■ Aim of the exercise:
Type out the complete listing below word for word, without its pictures.

## start

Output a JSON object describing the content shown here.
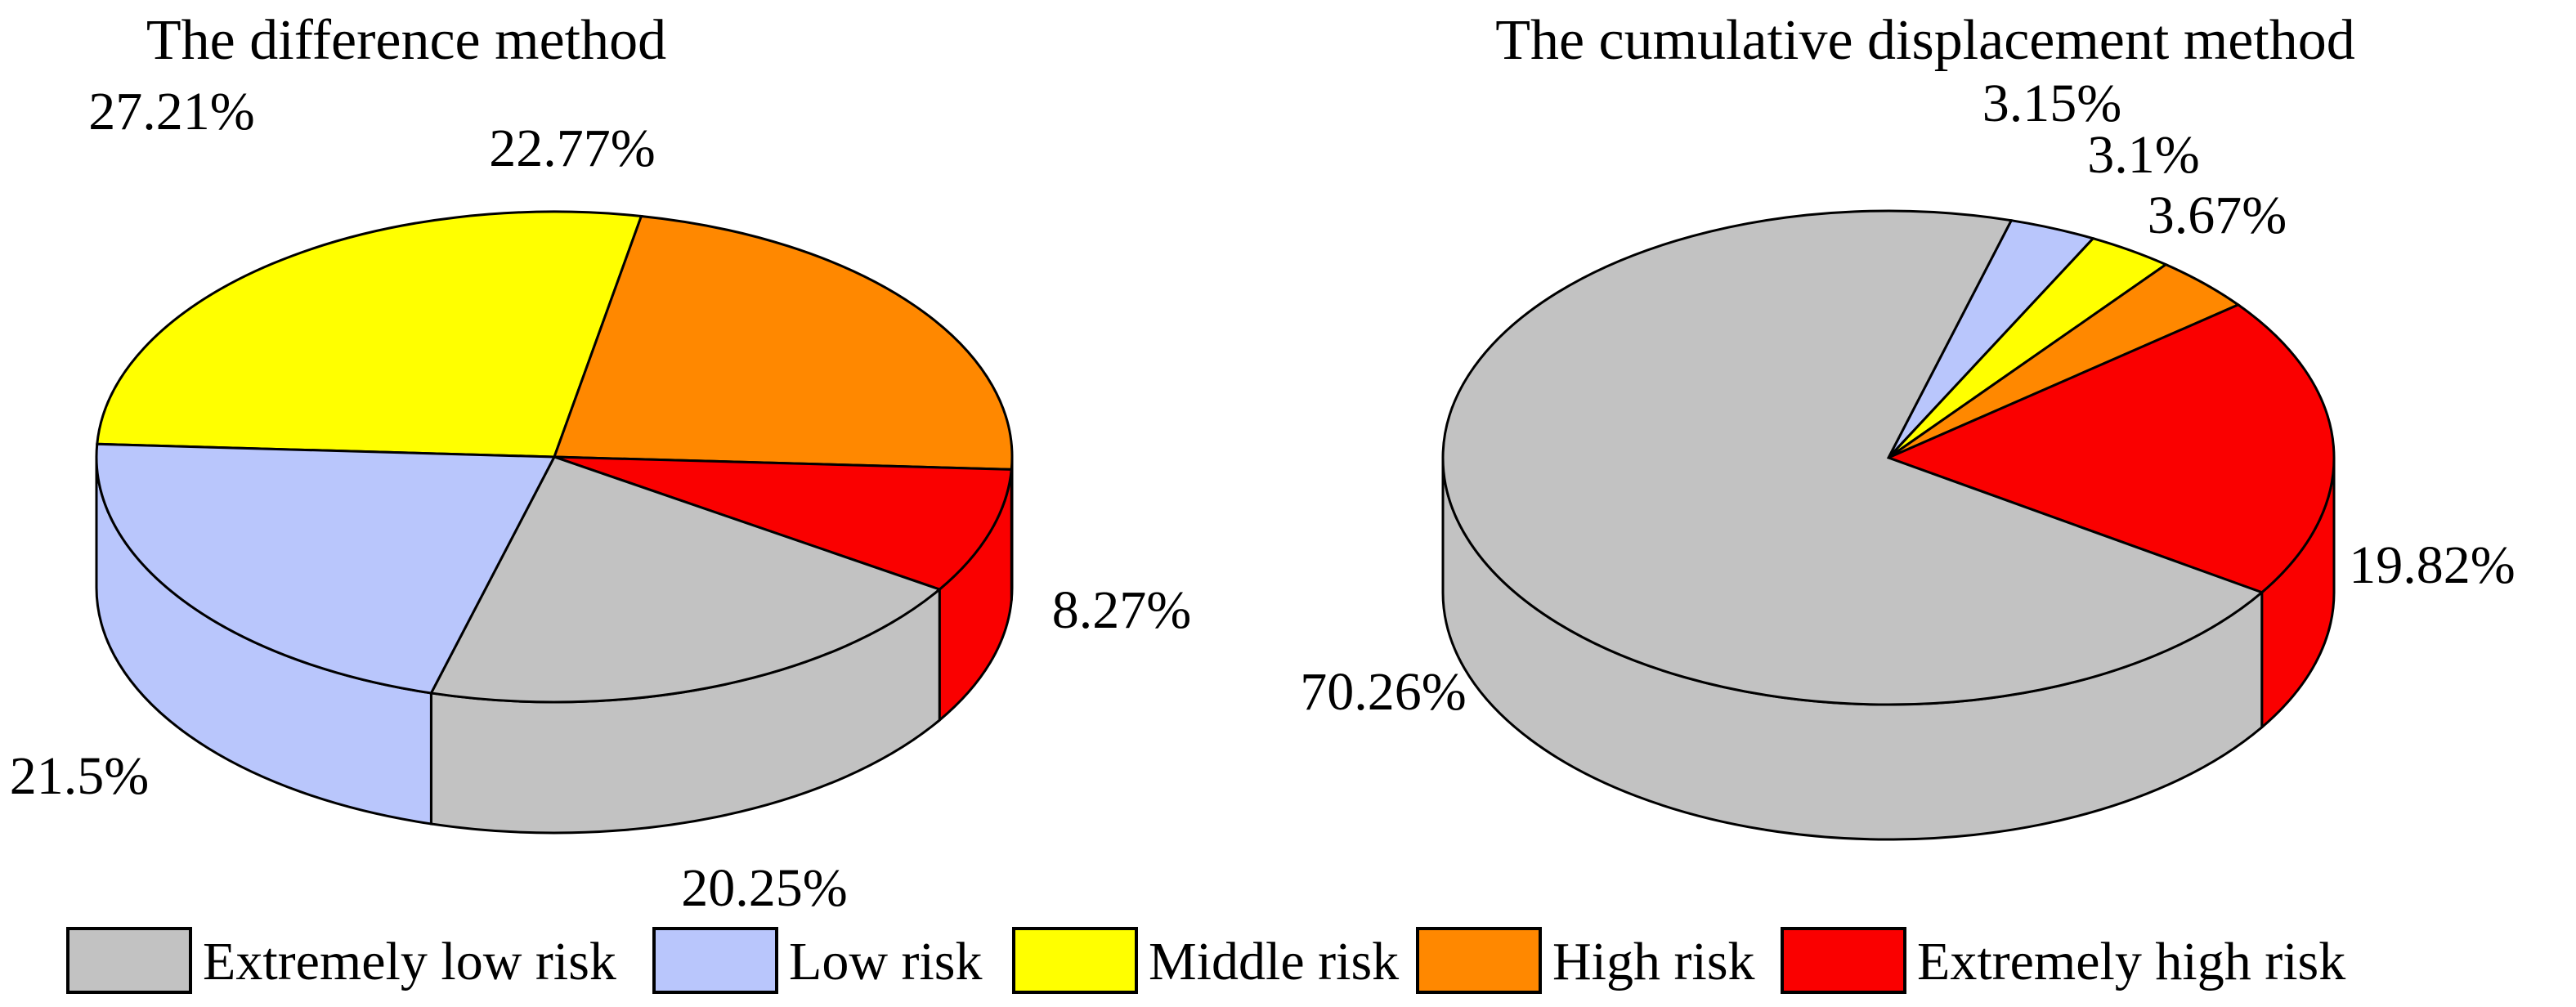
{
  "chart_data": [
    {
      "type": "pie",
      "style": "3d-pie",
      "title": "The difference method",
      "categories": [
        "Middle risk",
        "High risk",
        "Extremely high risk",
        "Extremely low risk",
        "Low risk"
      ],
      "values": [
        27.21,
        22.77,
        8.27,
        20.25,
        21.5
      ],
      "labels": [
        "27.21%",
        "22.77%",
        "8.27%",
        "20.25%",
        "21.5%"
      ],
      "colors": [
        "#FFFF00",
        "#FF8800",
        "#FA0000",
        "#C2C2C2",
        "#B9C6FC"
      ],
      "start_angle_deg": 177,
      "direction": "clockwise",
      "legend_position": "bottom"
    },
    {
      "type": "pie",
      "style": "3d-pie",
      "title": "The cumulative displacement method",
      "categories": [
        "Low risk",
        "Middle risk",
        "High risk",
        "Extremely high risk",
        "Extremely low risk"
      ],
      "values": [
        3.15,
        3.1,
        3.67,
        19.82,
        70.26
      ],
      "labels": [
        "3.15%",
        "3.1%",
        "3.67%",
        "19.82%",
        "70.26%"
      ],
      "colors": [
        "#B9C6FC",
        "#FFFF00",
        "#FF8800",
        "#FA0000",
        "#C2C2C2"
      ],
      "start_angle_deg": 74,
      "direction": "clockwise",
      "legend_position": "bottom"
    }
  ],
  "legend": {
    "items": [
      {
        "label": "Extremely low risk",
        "color": "#C2C2C2"
      },
      {
        "label": "Low risk",
        "color": "#B9C6FC"
      },
      {
        "label": "Middle risk",
        "color": "#FFFF00"
      },
      {
        "label": "High risk",
        "color": "#FF8800"
      },
      {
        "label": "Extremely high risk",
        "color": "#FA0000"
      }
    ]
  },
  "style": {
    "outline_color": "#000000",
    "background_color": "#FFFFFF"
  }
}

## end

■ Response to this task:
Output a JSON object describing the content shown here.
{
  "chart_data": [
    {
      "type": "pie",
      "style": "3d-pie",
      "title": "The difference method",
      "categories": [
        "Middle risk",
        "High risk",
        "Extremely high risk",
        "Extremely low risk",
        "Low risk"
      ],
      "values": [
        27.21,
        22.77,
        8.27,
        20.25,
        21.5
      ],
      "labels": [
        "27.21%",
        "22.77%",
        "8.27%",
        "20.25%",
        "21.5%"
      ],
      "colors": [
        "#FFFF00",
        "#FF8800",
        "#FA0000",
        "#C2C2C2",
        "#B9C6FC"
      ],
      "start_angle_deg": 177,
      "direction": "clockwise",
      "legend_position": "bottom"
    },
    {
      "type": "pie",
      "style": "3d-pie",
      "title": "The cumulative displacement method",
      "categories": [
        "Low risk",
        "Middle risk",
        "High risk",
        "Extremely high risk",
        "Extremely low risk"
      ],
      "values": [
        3.15,
        3.1,
        3.67,
        19.82,
        70.26
      ],
      "labels": [
        "3.15%",
        "3.1%",
        "3.67%",
        "19.82%",
        "70.26%"
      ],
      "colors": [
        "#B9C6FC",
        "#FFFF00",
        "#FF8800",
        "#FA0000",
        "#C2C2C2"
      ],
      "start_angle_deg": 74,
      "direction": "clockwise",
      "legend_position": "bottom"
    }
  ],
  "legend": {
    "items": [
      {
        "label": "Extremely low risk",
        "color": "#C2C2C2"
      },
      {
        "label": "Low risk",
        "color": "#B9C6FC"
      },
      {
        "label": "Middle risk",
        "color": "#FFFF00"
      },
      {
        "label": "High risk",
        "color": "#FF8800"
      },
      {
        "label": "Extremely high risk",
        "color": "#FA0000"
      }
    ]
  },
  "style": {
    "outline_color": "#000000",
    "background_color": "#FFFFFF"
  }
}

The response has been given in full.